Records to process:
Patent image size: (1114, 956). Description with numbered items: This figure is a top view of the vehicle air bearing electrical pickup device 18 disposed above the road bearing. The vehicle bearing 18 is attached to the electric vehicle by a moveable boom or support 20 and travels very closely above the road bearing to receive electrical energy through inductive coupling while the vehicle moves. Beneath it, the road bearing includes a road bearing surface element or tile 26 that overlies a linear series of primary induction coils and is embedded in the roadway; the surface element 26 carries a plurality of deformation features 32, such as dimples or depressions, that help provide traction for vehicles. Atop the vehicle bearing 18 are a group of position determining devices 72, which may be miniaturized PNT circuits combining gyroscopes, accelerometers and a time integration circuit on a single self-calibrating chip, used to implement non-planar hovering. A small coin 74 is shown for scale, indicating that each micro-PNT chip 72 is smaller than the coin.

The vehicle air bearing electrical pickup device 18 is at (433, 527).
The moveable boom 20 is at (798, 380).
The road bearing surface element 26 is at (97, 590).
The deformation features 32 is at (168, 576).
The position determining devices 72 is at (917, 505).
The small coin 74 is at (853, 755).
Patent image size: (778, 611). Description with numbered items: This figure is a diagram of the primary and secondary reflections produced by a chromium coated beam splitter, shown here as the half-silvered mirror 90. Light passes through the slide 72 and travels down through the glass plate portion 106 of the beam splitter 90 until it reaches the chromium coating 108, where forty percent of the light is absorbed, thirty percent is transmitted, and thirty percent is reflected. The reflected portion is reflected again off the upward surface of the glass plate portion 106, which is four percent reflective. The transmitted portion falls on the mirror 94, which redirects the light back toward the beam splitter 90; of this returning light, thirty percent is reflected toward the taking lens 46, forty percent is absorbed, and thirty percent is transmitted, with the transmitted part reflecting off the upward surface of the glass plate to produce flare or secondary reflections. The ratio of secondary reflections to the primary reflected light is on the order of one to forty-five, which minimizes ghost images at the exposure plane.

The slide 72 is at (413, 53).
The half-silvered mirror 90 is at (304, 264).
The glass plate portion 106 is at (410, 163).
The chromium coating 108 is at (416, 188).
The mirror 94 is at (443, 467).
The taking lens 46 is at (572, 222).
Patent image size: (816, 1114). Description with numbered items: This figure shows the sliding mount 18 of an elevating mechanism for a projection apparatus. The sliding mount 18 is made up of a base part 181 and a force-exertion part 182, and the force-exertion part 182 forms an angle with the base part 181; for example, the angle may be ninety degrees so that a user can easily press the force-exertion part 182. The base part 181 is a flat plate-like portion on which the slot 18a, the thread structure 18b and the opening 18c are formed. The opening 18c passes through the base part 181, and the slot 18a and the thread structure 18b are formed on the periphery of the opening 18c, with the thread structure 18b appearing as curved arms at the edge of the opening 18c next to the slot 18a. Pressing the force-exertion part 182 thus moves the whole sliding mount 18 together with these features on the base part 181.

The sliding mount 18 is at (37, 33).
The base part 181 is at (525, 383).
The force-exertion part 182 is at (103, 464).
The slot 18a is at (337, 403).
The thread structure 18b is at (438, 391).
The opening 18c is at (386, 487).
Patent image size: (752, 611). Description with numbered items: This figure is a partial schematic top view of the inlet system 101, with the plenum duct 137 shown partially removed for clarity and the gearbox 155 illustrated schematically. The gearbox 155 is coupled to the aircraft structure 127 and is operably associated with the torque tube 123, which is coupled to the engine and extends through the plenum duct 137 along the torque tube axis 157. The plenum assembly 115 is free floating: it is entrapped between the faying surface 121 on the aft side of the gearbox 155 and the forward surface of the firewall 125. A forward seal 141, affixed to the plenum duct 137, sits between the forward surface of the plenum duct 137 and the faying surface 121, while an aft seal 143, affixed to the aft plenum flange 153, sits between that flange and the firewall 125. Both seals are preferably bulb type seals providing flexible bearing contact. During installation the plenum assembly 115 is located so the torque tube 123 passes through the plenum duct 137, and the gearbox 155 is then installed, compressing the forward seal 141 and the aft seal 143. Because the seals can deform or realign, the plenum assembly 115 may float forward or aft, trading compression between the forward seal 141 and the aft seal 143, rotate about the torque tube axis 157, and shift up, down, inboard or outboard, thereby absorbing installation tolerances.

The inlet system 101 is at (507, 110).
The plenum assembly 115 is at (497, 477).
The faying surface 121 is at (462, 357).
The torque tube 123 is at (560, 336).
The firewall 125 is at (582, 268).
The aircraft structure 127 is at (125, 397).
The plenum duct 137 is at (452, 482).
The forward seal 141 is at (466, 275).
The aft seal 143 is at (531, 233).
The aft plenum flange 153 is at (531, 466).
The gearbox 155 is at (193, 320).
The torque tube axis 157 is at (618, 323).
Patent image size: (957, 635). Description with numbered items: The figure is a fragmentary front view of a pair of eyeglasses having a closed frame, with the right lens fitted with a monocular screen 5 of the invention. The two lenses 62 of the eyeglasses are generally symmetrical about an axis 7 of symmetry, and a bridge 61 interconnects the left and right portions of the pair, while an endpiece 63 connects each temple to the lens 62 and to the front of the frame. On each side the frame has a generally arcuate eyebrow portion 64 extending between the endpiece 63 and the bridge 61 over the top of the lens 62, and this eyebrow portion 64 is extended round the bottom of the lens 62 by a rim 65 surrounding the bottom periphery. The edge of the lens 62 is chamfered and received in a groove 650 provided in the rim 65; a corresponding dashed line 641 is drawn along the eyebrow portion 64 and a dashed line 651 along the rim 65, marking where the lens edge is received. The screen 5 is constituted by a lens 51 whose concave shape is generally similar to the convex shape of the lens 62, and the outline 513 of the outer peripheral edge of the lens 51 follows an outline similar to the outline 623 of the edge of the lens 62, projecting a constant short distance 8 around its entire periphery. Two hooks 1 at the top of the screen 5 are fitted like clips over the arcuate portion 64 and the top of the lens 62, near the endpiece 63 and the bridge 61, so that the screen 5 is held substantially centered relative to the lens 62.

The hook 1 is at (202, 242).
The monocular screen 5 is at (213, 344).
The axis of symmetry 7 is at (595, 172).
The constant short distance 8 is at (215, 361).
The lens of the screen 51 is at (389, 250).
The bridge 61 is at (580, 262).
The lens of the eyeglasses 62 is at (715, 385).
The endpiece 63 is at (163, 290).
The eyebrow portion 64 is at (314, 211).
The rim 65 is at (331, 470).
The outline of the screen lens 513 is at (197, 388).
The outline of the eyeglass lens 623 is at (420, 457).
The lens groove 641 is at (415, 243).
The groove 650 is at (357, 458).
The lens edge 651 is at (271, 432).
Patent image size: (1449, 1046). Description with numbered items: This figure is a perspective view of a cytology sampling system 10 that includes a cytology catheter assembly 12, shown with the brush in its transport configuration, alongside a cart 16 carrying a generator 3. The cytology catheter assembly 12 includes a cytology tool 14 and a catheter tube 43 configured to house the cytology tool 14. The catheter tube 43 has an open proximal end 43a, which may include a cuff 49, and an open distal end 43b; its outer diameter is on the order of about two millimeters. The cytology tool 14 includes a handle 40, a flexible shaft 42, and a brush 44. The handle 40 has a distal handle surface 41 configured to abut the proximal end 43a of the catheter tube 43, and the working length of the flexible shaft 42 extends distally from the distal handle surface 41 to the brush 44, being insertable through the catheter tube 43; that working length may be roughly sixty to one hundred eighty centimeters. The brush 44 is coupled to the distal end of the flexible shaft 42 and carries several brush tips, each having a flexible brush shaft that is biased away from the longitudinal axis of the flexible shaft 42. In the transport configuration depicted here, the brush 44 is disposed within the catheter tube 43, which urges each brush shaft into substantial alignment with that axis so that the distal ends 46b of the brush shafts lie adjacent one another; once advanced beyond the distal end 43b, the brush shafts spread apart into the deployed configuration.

Exercise task:
Change "for clarity" to "for visibility" in the material from the line with "Patent image size: (752, 611)." to the line with "The plenum assembly 115 is at (497, 477).", and write out only those lines again with nothing else altered.

Solution below:
Patent image size: (752, 611). Description with numbered items: This figure is a partial schematic top view of the inlet system 101, with the plenum duct 137 shown partially removed for visibility and the gearbox 155 illustrated schematically. The gearbox 155 is coupled to the aircraft structure 127 and is operably associated with the torque tube 123, which is coupled to the engine and extends through the plenum duct 137 along the torque tube axis 157. The plenum assembly 115 is free floating: it is entrapped between the faying surface 121 on the aft side of the gearbox 155 and the forward surface of the firewall 125. A forward seal 141, affixed to the plenum duct 137, sits between the forward surface of the plenum duct 137 and the faying surface 121, while an aft seal 143, affixed to the aft plenum flange 153, sits between that flange and the firewall 125. Both seals are preferably bulb type seals providing flexible bearing contact. During installation the plenum assembly 115 is located so the torque tube 123 passes through the plenum duct 137, and the gearbox 155 is then installed, compressing the forward seal 141 and the aft seal 143. Because the seals can deform or realign, the plenum assembly 115 may float forward or aft, trading compression between the forward seal 141 and the aft seal 143, rotate about the torque tube axis 157, and shift up, down, inboard or outboard, thereby absorbing installation tolerances.

The inlet system 101 is at (507, 110).
The plenum assembly 115 is at (497, 477).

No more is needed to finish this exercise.